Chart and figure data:
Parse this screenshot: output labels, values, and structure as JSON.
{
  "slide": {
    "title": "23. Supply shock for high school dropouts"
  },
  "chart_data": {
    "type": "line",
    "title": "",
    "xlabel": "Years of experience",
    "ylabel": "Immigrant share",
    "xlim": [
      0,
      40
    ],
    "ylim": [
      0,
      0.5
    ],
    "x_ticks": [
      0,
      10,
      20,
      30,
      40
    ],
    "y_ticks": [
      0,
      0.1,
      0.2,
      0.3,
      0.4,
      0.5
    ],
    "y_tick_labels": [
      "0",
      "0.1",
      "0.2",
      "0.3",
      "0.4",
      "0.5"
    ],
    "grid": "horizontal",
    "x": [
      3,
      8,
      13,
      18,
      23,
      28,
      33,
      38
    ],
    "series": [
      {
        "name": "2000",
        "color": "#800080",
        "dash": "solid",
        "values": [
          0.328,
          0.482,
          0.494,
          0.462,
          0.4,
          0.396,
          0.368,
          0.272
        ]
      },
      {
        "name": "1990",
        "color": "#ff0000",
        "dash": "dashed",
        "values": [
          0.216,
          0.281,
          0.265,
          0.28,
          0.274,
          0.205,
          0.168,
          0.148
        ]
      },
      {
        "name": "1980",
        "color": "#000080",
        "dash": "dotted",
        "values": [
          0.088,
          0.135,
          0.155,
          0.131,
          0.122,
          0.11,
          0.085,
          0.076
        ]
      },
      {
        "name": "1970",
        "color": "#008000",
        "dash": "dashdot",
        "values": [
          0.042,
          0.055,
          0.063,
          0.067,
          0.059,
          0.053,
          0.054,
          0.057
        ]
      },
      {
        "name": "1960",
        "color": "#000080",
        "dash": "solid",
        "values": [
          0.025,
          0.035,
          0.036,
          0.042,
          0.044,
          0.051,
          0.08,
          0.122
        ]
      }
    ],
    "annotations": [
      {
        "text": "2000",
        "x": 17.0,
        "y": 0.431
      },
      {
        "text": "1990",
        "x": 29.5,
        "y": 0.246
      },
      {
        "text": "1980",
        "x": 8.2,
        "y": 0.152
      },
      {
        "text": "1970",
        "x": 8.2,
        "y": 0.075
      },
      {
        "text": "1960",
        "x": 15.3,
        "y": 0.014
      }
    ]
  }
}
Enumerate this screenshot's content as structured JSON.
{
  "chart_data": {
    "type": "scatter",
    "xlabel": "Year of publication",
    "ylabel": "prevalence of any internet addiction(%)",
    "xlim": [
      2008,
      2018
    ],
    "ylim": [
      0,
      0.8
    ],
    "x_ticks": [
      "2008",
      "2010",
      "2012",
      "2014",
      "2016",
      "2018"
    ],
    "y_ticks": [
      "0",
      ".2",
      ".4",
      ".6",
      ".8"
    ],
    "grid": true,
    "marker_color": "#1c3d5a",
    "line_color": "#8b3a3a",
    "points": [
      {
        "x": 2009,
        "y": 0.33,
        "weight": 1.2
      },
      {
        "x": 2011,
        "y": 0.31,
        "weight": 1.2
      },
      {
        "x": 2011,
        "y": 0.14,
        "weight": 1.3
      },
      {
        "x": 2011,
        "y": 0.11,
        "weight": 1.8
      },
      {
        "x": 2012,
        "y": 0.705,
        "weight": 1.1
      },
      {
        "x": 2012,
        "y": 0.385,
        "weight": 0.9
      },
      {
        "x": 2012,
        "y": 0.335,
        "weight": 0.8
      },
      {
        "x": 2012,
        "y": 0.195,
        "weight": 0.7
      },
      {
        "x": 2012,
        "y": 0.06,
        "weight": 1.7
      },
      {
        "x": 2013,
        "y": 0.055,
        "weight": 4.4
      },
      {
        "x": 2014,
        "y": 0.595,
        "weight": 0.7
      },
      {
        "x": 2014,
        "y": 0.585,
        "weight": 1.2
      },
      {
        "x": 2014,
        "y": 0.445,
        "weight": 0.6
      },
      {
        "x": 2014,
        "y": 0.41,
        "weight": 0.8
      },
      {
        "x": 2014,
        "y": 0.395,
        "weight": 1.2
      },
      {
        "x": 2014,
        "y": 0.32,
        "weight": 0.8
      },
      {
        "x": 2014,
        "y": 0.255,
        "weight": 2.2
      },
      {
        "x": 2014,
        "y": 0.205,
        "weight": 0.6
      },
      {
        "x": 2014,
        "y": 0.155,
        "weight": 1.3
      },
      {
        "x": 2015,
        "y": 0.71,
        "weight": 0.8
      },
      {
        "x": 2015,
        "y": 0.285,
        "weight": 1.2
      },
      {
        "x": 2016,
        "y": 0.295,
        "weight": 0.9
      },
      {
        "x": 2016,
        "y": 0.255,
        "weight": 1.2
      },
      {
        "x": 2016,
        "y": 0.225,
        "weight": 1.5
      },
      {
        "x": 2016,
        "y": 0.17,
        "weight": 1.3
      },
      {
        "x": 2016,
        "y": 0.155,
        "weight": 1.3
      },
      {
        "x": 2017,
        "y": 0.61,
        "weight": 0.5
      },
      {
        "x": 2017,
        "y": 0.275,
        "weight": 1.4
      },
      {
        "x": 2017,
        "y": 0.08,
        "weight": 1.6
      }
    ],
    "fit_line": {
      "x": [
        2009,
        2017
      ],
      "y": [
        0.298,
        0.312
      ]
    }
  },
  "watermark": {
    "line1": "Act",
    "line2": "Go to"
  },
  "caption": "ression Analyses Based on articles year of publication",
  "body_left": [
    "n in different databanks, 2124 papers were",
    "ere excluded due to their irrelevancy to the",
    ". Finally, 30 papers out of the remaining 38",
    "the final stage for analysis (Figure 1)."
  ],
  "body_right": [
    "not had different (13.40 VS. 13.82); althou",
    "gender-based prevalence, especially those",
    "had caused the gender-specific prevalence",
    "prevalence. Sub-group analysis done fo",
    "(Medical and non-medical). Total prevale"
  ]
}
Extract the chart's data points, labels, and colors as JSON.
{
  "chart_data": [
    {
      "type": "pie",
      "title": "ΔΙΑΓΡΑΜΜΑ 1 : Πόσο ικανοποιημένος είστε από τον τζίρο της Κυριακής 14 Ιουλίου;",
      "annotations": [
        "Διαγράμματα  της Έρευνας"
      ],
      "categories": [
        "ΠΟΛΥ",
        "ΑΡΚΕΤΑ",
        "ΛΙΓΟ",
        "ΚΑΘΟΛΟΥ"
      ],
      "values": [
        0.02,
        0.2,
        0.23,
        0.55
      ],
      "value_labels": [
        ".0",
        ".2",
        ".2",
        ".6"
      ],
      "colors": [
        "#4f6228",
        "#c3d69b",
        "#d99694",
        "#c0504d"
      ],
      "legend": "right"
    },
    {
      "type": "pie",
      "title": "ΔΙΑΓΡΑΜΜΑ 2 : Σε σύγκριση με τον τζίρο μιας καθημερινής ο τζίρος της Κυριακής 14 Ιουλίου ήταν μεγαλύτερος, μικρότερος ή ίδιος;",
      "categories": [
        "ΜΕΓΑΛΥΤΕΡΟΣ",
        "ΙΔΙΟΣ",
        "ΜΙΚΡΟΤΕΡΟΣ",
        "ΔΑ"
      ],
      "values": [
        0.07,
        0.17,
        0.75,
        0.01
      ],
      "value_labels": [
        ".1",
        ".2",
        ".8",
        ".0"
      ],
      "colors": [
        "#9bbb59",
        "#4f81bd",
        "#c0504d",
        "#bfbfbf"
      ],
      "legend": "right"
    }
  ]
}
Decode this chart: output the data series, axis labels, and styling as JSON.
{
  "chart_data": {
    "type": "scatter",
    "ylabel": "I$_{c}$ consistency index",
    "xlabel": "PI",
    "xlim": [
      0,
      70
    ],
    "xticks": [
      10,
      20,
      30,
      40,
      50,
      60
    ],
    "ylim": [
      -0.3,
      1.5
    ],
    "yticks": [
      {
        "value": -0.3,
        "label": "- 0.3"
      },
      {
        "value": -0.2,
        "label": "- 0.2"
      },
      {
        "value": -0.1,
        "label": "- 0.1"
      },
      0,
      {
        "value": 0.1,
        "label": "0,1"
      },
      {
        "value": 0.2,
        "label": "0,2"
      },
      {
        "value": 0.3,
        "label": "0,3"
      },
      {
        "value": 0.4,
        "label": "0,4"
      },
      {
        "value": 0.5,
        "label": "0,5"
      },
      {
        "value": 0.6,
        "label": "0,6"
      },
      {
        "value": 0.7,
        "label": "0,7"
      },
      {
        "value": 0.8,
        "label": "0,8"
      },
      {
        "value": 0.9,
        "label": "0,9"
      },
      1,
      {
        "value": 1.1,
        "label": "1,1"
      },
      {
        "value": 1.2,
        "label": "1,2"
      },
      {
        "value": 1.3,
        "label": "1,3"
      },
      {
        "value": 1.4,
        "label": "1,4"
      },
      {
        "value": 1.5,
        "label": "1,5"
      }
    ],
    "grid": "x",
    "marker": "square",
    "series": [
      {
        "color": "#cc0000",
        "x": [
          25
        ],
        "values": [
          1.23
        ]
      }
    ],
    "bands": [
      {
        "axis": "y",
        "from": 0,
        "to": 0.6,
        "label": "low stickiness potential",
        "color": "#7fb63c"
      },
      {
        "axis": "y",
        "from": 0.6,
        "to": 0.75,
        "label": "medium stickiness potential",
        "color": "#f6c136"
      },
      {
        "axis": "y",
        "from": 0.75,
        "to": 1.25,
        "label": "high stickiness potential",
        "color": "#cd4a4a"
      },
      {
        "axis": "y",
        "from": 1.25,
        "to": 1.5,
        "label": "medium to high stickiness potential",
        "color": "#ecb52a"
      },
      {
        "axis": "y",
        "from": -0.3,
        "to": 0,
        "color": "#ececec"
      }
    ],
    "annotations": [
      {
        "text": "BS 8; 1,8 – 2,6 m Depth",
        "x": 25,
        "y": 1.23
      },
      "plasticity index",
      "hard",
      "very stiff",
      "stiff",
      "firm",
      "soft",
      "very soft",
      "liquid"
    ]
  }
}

TASK: Copy out every line of the listing that contains the string "JSON".

RESULT FOR THIS EXERCISE:
Parse this screenshot: output labels, values, and structure as JSON.
Enumerate this screenshot's content as structured JSON.
Extract the chart's data points, labels, and colors as JSON.
Decode this chart: output the data series, axis labels, and styling as JSON.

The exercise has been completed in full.